- [What is expected]: Reproduce each line of the listing below without any alteration.

[START Data to use]

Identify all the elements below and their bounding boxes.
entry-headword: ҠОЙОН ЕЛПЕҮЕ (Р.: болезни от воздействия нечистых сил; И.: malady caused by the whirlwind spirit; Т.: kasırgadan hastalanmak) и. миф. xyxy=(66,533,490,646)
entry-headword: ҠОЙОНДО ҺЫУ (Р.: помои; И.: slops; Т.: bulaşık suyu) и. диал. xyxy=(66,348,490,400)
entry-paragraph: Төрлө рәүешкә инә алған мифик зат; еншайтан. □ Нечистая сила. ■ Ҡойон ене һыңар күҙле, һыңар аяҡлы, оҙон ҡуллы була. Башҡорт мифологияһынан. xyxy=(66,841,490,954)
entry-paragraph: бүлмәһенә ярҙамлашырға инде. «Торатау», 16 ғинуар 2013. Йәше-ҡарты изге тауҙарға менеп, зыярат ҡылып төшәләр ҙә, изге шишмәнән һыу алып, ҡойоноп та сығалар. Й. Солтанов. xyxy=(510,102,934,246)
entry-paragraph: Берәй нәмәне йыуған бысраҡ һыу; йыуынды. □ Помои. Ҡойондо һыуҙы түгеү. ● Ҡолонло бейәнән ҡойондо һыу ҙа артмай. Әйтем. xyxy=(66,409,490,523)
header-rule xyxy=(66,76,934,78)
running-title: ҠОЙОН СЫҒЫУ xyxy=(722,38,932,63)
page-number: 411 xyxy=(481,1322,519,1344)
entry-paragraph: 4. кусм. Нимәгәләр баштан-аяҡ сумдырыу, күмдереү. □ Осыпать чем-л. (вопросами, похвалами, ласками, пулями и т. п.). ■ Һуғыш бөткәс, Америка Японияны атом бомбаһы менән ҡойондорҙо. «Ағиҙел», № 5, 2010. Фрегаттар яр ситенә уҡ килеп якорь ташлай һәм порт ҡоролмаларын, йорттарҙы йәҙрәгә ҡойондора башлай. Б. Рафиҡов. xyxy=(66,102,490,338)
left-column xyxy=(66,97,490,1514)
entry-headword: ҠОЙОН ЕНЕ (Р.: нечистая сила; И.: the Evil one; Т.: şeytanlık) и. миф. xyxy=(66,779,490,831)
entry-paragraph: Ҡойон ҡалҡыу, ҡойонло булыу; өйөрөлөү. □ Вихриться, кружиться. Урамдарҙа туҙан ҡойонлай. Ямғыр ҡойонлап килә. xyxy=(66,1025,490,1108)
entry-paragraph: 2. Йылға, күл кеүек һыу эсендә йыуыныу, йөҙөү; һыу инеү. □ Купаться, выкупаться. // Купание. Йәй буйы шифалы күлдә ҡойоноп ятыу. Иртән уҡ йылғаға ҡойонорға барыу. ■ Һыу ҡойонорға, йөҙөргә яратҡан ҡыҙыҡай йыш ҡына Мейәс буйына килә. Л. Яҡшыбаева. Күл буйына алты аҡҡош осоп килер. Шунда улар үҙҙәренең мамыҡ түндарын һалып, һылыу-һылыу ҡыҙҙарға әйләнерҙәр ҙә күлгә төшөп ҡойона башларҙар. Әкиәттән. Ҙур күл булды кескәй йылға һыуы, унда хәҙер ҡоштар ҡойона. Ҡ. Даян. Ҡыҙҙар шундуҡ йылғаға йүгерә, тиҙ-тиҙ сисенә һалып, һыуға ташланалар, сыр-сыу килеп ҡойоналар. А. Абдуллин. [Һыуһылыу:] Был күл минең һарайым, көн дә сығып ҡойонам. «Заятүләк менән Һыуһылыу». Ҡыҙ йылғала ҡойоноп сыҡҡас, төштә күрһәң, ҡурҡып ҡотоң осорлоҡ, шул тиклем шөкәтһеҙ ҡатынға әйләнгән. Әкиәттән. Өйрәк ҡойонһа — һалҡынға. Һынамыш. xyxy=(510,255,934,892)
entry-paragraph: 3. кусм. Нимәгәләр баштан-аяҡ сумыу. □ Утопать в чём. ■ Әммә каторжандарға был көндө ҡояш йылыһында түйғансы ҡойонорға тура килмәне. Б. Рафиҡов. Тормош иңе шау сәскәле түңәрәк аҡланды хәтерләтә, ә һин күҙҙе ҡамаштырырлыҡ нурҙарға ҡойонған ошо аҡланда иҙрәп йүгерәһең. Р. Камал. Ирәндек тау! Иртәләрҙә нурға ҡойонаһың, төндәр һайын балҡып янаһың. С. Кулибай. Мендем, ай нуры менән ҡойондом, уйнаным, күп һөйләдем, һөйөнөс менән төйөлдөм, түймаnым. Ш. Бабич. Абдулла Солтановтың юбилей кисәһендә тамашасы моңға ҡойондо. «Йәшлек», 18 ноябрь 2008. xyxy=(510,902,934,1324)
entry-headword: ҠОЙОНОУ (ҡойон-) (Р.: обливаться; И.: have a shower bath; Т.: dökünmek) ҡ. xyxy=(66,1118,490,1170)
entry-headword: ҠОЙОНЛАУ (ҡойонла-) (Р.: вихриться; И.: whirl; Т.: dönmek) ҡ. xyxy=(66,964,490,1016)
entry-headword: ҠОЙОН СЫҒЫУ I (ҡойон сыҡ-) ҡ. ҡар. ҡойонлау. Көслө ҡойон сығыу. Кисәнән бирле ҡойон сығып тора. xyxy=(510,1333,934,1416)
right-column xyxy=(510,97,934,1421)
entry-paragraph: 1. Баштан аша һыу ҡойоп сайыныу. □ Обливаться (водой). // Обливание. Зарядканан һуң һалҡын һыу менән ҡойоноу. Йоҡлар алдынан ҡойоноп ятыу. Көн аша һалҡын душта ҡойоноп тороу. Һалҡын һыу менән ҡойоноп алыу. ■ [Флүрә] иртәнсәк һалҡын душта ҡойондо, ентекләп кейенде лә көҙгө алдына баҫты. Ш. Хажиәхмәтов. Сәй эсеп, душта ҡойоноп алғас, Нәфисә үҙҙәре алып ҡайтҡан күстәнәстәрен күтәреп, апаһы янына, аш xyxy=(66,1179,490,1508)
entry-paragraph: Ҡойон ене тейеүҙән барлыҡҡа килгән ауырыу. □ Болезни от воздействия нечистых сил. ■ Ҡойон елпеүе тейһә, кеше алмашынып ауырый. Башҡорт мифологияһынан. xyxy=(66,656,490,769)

[END Data to use]

- [Complete answer]:
Identify all the elements below and their bounding boxes.
entry-headword: ҠОЙОН ЕЛПЕҮЕ (Р.: болезни от воздействия нечистых сил; И.: malady caused by the whirlwind spirit; Т.: kasırgadan hastalanmak) и. миф. xyxy=(66,533,490,646)
entry-headword: ҠОЙОНДО ҺЫУ (Р.: помои; И.: slops; Т.: bulaşık suyu) и. диал. xyxy=(66,348,490,400)
entry-paragraph: Төрлө рәүешкә инә алған мифик зат; еншайтан. □ Нечистая сила. ■ Ҡойон ене һыңар күҙле, һыңар аяҡлы, оҙон ҡуллы була. Башҡорт мифологияһынан. xyxy=(66,841,490,954)
entry-paragraph: бүлмәһенә ярҙамлашырға инде. «Торатау», 16 ғинуар 2013. Йәше-ҡарты изге тауҙарға менеп, зыярат ҡылып төшәләр ҙә, изге шишмәнән һыу алып, ҡойоноп та сығалар. Й. Солтанов. xyxy=(510,102,934,246)
entry-paragraph: Берәй нәмәне йыуған бысраҡ һыу; йыуынды. □ Помои. Ҡойондо һыуҙы түгеү. ● Ҡолонло бейәнән ҡойондо һыу ҙа артмай. Әйтем. xyxy=(66,409,490,523)
header-rule xyxy=(66,76,934,78)
running-title: ҠОЙОН СЫҒЫУ xyxy=(722,38,932,63)
page-number: 411 xyxy=(481,1322,519,1344)
entry-paragraph: 4. кусм. Нимәгәләр баштан-аяҡ сумдырыу, күмдереү. □ Осыпать чем-л. (вопросами, похвалами, ласками, пулями и т. п.). ■ Һуғыш бөткәс, Америка Японияны атом бомбаһы менән ҡойондорҙо. «Ағиҙел», № 5, 2010. Фрегаттар яр ситенә уҡ килеп якорь ташлай һәм порт ҡоролмаларын, йорттарҙы йәҙрәгә ҡойондора башлай. Б. Рафиҡов. xyxy=(66,102,490,338)
left-column xyxy=(66,97,490,1514)
entry-headword: ҠОЙОН ЕНЕ (Р.: нечистая сила; И.: the Evil one; Т.: şeytanlık) и. миф. xyxy=(66,779,490,831)
entry-paragraph: Ҡойон ҡалҡыу, ҡойонло булыу; өйөрөлөү. □ Вихриться, кружиться. Урамдарҙа туҙан ҡойонлай. Ямғыр ҡойонлап килә. xyxy=(66,1025,490,1108)
entry-paragraph: 2. Йылға, күл кеүек һыу эсендә йыуыныу, йөҙөү; һыу инеү. □ Купаться, выкупаться. // Купание. Йәй буйы шифалы күлдә ҡойоноп ятыу. Иртән уҡ йылғаға ҡойонорға барыу. ■ Һыу ҡойонорға, йөҙөргә яратҡан ҡыҙыҡай йыш ҡына Мейәс буйына килә. Л. Яҡшыбаева. Күл буйына алты аҡҡош осоп килер. Шунда улар үҙҙәренең мамыҡ түндарын һалып, һылыу-һылыу ҡыҙҙарға әйләнерҙәр ҙә күлгә төшөп ҡойона башларҙар. Әкиәттән. Ҙур күл булды кескәй йылға һыуы, унда хәҙер ҡоштар ҡойона. Ҡ. Даян. Ҡыҙҙар шундуҡ йылғаға йүгерә, тиҙ-тиҙ сисенә һалып, һыуға ташланалар, сыр-сыу килеп ҡойоналар. А. Абдуллин. [Һыуһылыу:] Был күл минең һарайым, көн дә сығып ҡойонам. «Заятүләк менән Һыуһылыу». Ҡыҙ йылғала ҡойоноп сыҡҡас, төштә күрһәң, ҡурҡып ҡотоң осорлоҡ, шул тиклем шөкәтһеҙ ҡатынға әйләнгән. Әкиәттән. Өйрәк ҡойонһа — һалҡынға. Һынамыш. xyxy=(510,255,934,892)
entry-paragraph: 3. кусм. Нимәгәләр баштан-аяҡ сумыу. □ Утопать в чём. ■ Әммә каторжандарға был көндө ҡояш йылыһында түйғансы ҡойонорға тура килмәне. Б. Рафиҡов. Тормош иңе шау сәскәле түңәрәк аҡланды хәтерләтә, ә һин күҙҙе ҡамаштырырлыҡ нурҙарға ҡойонған ошо аҡланда иҙрәп йүгерәһең. Р. Камал. Ирәндек тау! Иртәләрҙә нурға ҡойонаһың, төндәр һайын балҡып янаһың. С. Кулибай. Мендем, ай нуры менән ҡойондом, уйнаным, күп һөйләдем, һөйөнөс менән төйөлдөм, түймаnым. Ш. Бабич. Абдулла Солтановтың юбилей кисәһендә тамашасы моңға ҡойондо. «Йәшлек», 18 ноябрь 2008. xyxy=(510,902,934,1324)
entry-headword: ҠОЙОНОУ (ҡойон-) (Р.: обливаться; И.: have a shower bath; Т.: dökünmek) ҡ. xyxy=(66,1118,490,1170)
entry-headword: ҠОЙОНЛАУ (ҡойонла-) (Р.: вихриться; И.: whirl; Т.: dönmek) ҡ. xyxy=(66,964,490,1016)
entry-headword: ҠОЙОН СЫҒЫУ I (ҡойон сыҡ-) ҡ. ҡар. ҡойонлау. Көслө ҡойон сығыу. Кисәнән бирле ҡойон сығып тора. xyxy=(510,1333,934,1416)
right-column xyxy=(510,97,934,1421)
entry-paragraph: 1. Баштан аша һыу ҡойоп сайыныу. □ Обливаться (водой). // Обливание. Зарядканан һуң һалҡын һыу менән ҡойоноу. Йоҡлар алдынан ҡойоноп ятыу. Көн аша һалҡын душта ҡойоноп тороу. Һалҡын һыу менән ҡойоноп алыу. ■ [Флүрә] иртәнсәк һалҡын душта ҡойондо, ентекләп кейенде лә көҙгө алдына баҫты. Ш. Хажиәхмәтов. Сәй эсеп, душта ҡойоноп алғас, Нәфисә үҙҙәре алып ҡайтҡан күстәнәстәрен күтәреп, апаһы янына, аш xyxy=(66,1179,490,1508)
entry-paragraph: Ҡойон ене тейеүҙән барлыҡҡа килгән ауырыу. □ Болезни от воздействия нечистых сил. ■ Ҡойон елпеүе тейһә, кеше алмашынып ауырый. Башҡорт мифологияһынан. xyxy=(66,656,490,769)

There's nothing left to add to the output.